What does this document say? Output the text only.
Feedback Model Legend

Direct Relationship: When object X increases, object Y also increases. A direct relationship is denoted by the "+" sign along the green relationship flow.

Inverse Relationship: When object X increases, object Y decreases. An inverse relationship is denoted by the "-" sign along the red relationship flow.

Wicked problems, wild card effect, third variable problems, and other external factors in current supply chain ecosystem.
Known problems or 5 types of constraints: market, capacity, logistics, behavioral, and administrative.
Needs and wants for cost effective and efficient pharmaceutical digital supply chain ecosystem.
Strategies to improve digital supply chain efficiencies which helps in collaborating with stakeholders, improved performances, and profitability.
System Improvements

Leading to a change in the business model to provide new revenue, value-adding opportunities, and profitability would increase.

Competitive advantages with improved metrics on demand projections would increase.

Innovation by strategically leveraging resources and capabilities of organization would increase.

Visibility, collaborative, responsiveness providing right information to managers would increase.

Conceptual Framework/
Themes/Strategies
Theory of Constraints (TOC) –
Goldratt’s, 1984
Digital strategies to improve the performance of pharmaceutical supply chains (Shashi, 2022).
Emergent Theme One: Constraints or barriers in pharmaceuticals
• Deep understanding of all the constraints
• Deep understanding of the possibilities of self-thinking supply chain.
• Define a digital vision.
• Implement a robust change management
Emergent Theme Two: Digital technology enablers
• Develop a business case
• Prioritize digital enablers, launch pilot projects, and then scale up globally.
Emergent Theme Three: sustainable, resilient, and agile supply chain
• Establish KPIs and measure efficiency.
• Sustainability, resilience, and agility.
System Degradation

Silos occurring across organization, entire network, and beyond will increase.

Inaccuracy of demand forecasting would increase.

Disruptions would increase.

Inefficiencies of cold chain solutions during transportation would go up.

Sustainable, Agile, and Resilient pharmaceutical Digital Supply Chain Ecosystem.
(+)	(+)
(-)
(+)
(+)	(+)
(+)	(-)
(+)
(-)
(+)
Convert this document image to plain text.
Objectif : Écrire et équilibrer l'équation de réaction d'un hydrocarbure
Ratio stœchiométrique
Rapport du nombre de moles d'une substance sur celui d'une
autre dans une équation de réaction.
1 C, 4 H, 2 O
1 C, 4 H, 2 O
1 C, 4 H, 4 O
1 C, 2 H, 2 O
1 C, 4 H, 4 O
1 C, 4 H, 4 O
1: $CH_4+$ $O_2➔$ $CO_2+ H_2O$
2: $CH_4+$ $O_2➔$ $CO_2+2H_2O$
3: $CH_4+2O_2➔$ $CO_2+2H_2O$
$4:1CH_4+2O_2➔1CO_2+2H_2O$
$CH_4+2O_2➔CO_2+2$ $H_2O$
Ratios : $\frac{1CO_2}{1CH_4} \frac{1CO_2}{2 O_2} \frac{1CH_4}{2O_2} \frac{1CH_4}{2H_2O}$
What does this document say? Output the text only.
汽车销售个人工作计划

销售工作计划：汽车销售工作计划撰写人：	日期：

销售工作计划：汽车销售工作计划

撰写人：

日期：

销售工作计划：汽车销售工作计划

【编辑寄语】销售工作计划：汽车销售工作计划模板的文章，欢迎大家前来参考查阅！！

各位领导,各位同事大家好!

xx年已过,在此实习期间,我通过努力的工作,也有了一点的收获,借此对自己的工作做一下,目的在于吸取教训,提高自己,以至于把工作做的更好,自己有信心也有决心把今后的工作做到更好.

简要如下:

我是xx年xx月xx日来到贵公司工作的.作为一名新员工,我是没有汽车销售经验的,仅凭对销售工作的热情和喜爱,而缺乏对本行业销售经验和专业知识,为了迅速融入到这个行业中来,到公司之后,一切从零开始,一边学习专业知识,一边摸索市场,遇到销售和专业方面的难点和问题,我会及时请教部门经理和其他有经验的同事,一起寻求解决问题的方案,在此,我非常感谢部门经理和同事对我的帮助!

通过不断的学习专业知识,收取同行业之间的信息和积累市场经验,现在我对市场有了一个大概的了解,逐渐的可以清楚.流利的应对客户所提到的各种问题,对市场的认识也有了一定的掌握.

--------

Copy each record from above without leaving any out.

▶ Answer to this problem
What does this document say? Output the text only.
Feedback Model Legend

Direct Relationship: When object X increases, object Y also increases. A direct relationship is denoted by the "+" sign along the green relationship flow.

Inverse Relationship: When object X increases, object Y decreases. An inverse relationship is denoted by the "-" sign along the red relationship flow.

Wicked problems, wild card effect, third variable problems, and other external factors in current supply chain ecosystem.
Known problems or 5 types of constraints: market, capacity, logistics, behavioral, and administrative.
Needs and wants for cost effective and efficient pharmaceutical digital supply chain ecosystem.
Strategies to improve digital supply chain efficiencies which helps in collaborating with stakeholders, improved performances, and profitability.
System Improvements

Leading to a change in the business model to provide new revenue, value-adding opportunities, and profitability would increase.

Competitive advantages with improved metrics on demand projections would increase.

Innovation by strategically leveraging resources and capabilities of organization would increase.

Visibility, collaborative, responsiveness providing right information to managers would increase.

Conceptual Framework/
Themes/Strategies
Theory of Constraints (TOC) –
Goldratt’s, 1984
Digital strategies to improve the performance of pharmaceutical supply chains (Shashi, 2022).
Emergent Theme One: Constraints or barriers in pharmaceuticals
• Deep understanding of all the constraints
• Deep understanding of the possibilities of self-thinking supply chain.
• Define a digital vision.
• Implement a robust change management
Emergent Theme Two: Digital technology enablers
• Develop a business case
• Prioritize digital enablers, launch pilot projects, and then scale up globally.
Emergent Theme Three: sustainable, resilient, and agile supply chain
• Establish KPIs and measure efficiency.
• Sustainability, resilience, and agility.
System Degradation

Silos occurring across organization, entire network, and beyond will increase.

Inaccuracy of demand forecasting would increase.

Disruptions would increase.

Inefficiencies of cold chain solutions during transportation would go up.

Sustainable, Agile, and Resilient pharmaceutical Digital Supply Chain Ecosystem.
(+)	(+)
(-)
(+)
(+)	(+)
(+)	(-)
(+)
(-)
(+)
Convert this document image to plain text.
Objectif : Écrire et équilibrer l'équation de réaction d'un hydrocarbure
Ratio stœchiométrique
Rapport du nombre de moles d'une substance sur celui d'une
autre dans une équation de réaction.
1 C, 4 H, 2 O
1 C, 4 H, 2 O
1 C, 4 H, 4 O
1 C, 2 H, 2 O
1 C, 4 H, 4 O
1 C, 4 H, 4 O
1: $CH_4+$ $O_2➔$ $CO_2+ H_2O$
2: $CH_4+$ $O_2➔$ $CO_2+2H_2O$
3: $CH_4+2O_2➔$ $CO_2+2H_2O$
$4:1CH_4+2O_2➔1CO_2+2H_2O$
$CH_4+2O_2➔CO_2+2$ $H_2O$
Ratios : $\frac{1CO_2}{1CH_4} \frac{1CO_2}{2 O_2} \frac{1CH_4}{2O_2} \frac{1CH_4}{2H_2O}$
What does this document say? Output the text only.
汽车销售个人工作计划

销售工作计划：汽车销售工作计划撰写人：	日期：

销售工作计划：汽车销售工作计划

撰写人：

日期：

销售工作计划：汽车销售工作计划

【编辑寄语】销售工作计划：汽车销售工作计划模板的文章，欢迎大家前来参考查阅！！

各位领导,各位同事大家好!

xx年已过,在此实习期间,我通过努力的工作,也有了一点的收获,借此对自己的工作做一下,目的在于吸取教训,提高自己,以至于把工作做的更好,自己有信心也有决心把今后的工作做到更好.

简要如下:

我是xx年xx月xx日来到贵公司工作的.作为一名新员工,我是没有汽车销售经验的,仅凭对销售工作的热情和喜爱,而缺乏对本行业销售经验和专业知识,为了迅速融入到这个行业中来,到公司之后,一切从零开始,一边学习专业知识,一边摸索市场,遇到销售和专业方面的难点和问题,我会及时请教部门经理和其他有经验的同事,一起寻求解决问题的方案,在此,我非常感谢部门经理和同事对我的帮助!

通过不断的学习专业知识,收取同行业之间的信息和积累市场经验,现在我对市场有了一个大概的了解,逐渐的可以清楚.流利的应对客户所提到的各种问题,对市场的认识也有了一定的掌握.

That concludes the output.